> [The task] Repeat, line for line, the entries printed below.

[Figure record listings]
┄┄┄┄┄┄┄┄┄┄

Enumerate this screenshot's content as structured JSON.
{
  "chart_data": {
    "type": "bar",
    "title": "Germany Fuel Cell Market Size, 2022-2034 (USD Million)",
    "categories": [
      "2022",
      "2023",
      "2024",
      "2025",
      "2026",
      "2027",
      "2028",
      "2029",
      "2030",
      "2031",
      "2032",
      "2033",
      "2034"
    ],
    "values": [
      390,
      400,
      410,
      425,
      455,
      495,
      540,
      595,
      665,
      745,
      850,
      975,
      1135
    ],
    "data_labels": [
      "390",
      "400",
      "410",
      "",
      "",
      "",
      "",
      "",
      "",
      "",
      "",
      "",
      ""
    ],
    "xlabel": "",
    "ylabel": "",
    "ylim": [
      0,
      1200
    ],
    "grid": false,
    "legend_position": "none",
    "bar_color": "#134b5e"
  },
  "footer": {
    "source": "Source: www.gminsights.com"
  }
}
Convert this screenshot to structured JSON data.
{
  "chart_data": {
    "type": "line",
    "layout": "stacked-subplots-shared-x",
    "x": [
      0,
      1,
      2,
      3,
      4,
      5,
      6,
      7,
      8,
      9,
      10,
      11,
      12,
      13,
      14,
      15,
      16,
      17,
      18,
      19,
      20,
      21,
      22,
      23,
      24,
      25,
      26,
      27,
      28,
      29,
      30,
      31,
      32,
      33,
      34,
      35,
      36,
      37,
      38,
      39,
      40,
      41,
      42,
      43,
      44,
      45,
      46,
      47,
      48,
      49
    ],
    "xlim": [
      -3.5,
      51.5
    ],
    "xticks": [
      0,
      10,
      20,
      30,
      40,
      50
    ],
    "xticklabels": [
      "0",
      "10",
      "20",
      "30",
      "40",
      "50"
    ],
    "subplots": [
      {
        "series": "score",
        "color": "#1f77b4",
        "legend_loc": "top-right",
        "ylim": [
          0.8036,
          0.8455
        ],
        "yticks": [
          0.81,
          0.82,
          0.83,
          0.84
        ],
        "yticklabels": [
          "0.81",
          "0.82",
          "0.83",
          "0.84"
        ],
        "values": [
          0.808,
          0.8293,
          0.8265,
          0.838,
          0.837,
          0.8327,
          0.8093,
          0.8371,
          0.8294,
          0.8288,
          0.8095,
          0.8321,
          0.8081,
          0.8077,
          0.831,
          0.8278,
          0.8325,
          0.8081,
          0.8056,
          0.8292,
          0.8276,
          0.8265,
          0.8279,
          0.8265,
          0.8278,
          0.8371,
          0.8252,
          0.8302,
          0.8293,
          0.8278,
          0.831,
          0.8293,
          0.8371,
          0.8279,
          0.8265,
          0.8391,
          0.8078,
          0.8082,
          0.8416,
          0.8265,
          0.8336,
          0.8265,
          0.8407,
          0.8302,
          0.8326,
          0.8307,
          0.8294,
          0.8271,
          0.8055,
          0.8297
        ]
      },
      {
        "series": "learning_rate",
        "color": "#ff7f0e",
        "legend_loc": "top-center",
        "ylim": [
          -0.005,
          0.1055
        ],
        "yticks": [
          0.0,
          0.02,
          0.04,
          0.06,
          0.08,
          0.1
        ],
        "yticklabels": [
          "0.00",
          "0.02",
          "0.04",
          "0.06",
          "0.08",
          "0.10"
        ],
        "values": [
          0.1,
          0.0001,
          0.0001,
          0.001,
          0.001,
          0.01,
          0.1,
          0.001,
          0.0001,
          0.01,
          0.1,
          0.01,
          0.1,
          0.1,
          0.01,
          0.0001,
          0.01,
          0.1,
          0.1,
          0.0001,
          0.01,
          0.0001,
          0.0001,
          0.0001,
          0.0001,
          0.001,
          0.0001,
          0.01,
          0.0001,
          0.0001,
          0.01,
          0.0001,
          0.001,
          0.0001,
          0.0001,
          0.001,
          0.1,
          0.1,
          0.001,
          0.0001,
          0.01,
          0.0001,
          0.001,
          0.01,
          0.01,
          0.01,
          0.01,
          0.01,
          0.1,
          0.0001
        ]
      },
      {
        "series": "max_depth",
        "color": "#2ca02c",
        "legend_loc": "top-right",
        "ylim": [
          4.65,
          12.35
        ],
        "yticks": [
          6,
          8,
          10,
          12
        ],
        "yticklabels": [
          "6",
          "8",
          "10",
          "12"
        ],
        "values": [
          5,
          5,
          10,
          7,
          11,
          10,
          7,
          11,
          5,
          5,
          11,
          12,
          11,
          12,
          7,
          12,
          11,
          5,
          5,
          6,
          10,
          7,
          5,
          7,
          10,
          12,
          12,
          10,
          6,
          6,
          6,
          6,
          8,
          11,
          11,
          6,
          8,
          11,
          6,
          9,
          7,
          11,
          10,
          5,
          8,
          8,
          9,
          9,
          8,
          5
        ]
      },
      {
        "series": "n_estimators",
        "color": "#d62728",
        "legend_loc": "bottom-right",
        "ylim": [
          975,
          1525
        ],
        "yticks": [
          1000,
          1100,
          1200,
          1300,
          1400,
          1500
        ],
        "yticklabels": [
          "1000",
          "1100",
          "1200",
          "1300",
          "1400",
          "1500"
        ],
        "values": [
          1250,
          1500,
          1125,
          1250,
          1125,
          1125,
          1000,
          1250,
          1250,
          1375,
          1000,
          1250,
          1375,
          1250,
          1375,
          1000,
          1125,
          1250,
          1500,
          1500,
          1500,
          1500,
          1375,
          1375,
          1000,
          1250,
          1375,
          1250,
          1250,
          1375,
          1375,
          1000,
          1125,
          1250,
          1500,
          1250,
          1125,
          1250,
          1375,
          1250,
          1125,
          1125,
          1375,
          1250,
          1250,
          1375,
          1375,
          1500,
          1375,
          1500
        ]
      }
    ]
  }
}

┄┄┄┄┄┄┄┄┄┄

> [Solved problem]
Enumerate this screenshot's content as structured JSON.
{
  "chart_data": {
    "type": "bar",
    "title": "Germany Fuel Cell Market Size, 2022-2034 (USD Million)",
    "categories": [
      "2022",
      "2023",
      "2024",
      "2025",
      "2026",
      "2027",
      "2028",
      "2029",
      "2030",
      "2031",
      "2032",
      "2033",
      "2034"
    ],
    "values": [
      390,
      400,
      410,
      425,
      455,
      495,
      540,
      595,
      665,
      745,
      850,
      975,
      1135
    ],
    "data_labels": [
      "390",
      "400",
      "410",
      "",
      "",
      "",
      "",
      "",
      "",
      "",
      "",
      "",
      ""
    ],
    "xlabel": "",
    "ylabel": "",
    "ylim": [
      0,
      1200
    ],
    "grid": false,
    "legend_position": "none",
    "bar_color": "#134b5e"
  },
  "footer": {
    "source": "Source: www.gminsights.com"
  }
}
Convert this screenshot to structured JSON data.
{
  "chart_data": {
    "type": "line",
    "layout": "stacked-subplots-shared-x",
    "x": [
      0,
      1,
      2,
      3,
      4,
      5,
      6,
      7,
      8,
      9,
      10,
      11,
      12,
      13,
      14,
      15,
      16,
      17,
      18,
      19,
      20,
      21,
      22,
      23,
      24,
      25,
      26,
      27,
      28,
      29,
      30,
      31,
      32,
      33,
      34,
      35,
      36,
      37,
      38,
      39,
      40,
      41,
      42,
      43,
      44,
      45,
      46,
      47,
      48,
      49
    ],
    "xlim": [
      -3.5,
      51.5
    ],
    "xticks": [
      0,
      10,
      20,
      30,
      40,
      50
    ],
    "xticklabels": [
      "0",
      "10",
      "20",
      "30",
      "40",
      "50"
    ],
    "subplots": [
      {
        "series": "score",
        "color": "#1f77b4",
        "legend_loc": "top-right",
        "ylim": [
          0.8036,
          0.8455
        ],
        "yticks": [
          0.81,
          0.82,
          0.83,
          0.84
        ],
        "yticklabels": [
          "0.81",
          "0.82",
          "0.83",
          "0.84"
        ],
        "values": [
          0.808,
          0.8293,
          0.8265,
          0.838,
          0.837,
          0.8327,
          0.8093,
          0.8371,
          0.8294,
          0.8288,
          0.8095,
          0.8321,
          0.8081,
          0.8077,
          0.831,
          0.8278,
          0.8325,
          0.8081,
          0.8056,
          0.8292,
          0.8276,
          0.8265,
          0.8279,
          0.8265,
          0.8278,
          0.8371,
          0.8252,
          0.8302,
          0.8293,
          0.8278,
          0.831,
          0.8293,
          0.8371,
          0.8279,
          0.8265,
          0.8391,
          0.8078,
          0.8082,
          0.8416,
          0.8265,
          0.8336,
          0.8265,
          0.8407,
          0.8302,
          0.8326,
          0.8307,
          0.8294,
          0.8271,
          0.8055,
          0.8297
        ]
      },
      {
        "series": "learning_rate",
        "color": "#ff7f0e",
        "legend_loc": "top-center",
        "ylim": [
          -0.005,
          0.1055
        ],
        "yticks": [
          0.0,
          0.02,
          0.04,
          0.06,
          0.08,
          0.1
        ],
        "yticklabels": [
          "0.00",
          "0.02",
          "0.04",
          "0.06",
          "0.08",
          "0.10"
        ],
        "values": [
          0.1,
          0.0001,
          0.0001,
          0.001,
          0.001,
          0.01,
          0.1,
          0.001,
          0.0001,
          0.01,
          0.1,
          0.01,
          0.1,
          0.1,
          0.01,
          0.0001,
          0.01,
          0.1,
          0.1,
          0.0001,
          0.01,
          0.0001,
          0.0001,
          0.0001,
          0.0001,
          0.001,
          0.0001,
          0.01,
          0.0001,
          0.0001,
          0.01,
          0.0001,
          0.001,
          0.0001,
          0.0001,
          0.001,
          0.1,
          0.1,
          0.001,
          0.0001,
          0.01,
          0.0001,
          0.001,
          0.01,
          0.01,
          0.01,
          0.01,
          0.01,
          0.1,
          0.0001
        ]
      },
      {
        "series": "max_depth",
        "color": "#2ca02c",
        "legend_loc": "top-right",
        "ylim": [
          4.65,
          12.35
        ],
        "yticks": [
          6,
          8,
          10,
          12
        ],
        "yticklabels": [
          "6",
          "8",
          "10",
          "12"
        ],
        "values": [
          5,
          5,
          10,
          7,
          11,
          10,
          7,
          11,
          5,
          5,
          11,
          12,
          11,
          12,
          7,
          12,
          11,
          5,
          5,
          6,
          10,
          7,
          5,
          7,
          10,
          12,
          12,
          10,
          6,
          6,
          6,
          6,
          8,
          11,
          11,
          6,
          8,
          11,
          6,
          9,
          7,
          11,
          10,
          5,
          8,
          8,
          9,
          9,
          8,
          5
        ]
      },
      {
        "series": "n_estimators",
        "color": "#d62728",
        "legend_loc": "bottom-right",
        "ylim": [
          975,
          1525
        ],
        "yticks": [
          1000,
          1100,
          1200,
          1300,
          1400,
          1500
        ],
        "yticklabels": [
          "1000",
          "1100",
          "1200",
          "1300",
          "1400",
          "1500"
        ],
        "values": [
          1250,
          1500,
          1125,
          1250,
          1125,
          1125,
          1000,
          1250,
          1250,
          1375,
          1000,
          1250,
          1375,
          1250,
          1375,
          1000,
          1125,
          1250,
          1500,
          1500,
          1500,
          1500,
          1375,
          1375,
          1000,
          1250,
          1375,
          1250,
          1250,
          1375,
          1375,
          1000,
          1125,
          1250,
          1500,
          1250,
          1125,
          1250,
          1375,
          1250,
          1125,
          1125,
          1375,
          1250,
          1250,
          1375,
          1375,
          1500,
          1375,
          1500
        ]
      }
    ]
  }
}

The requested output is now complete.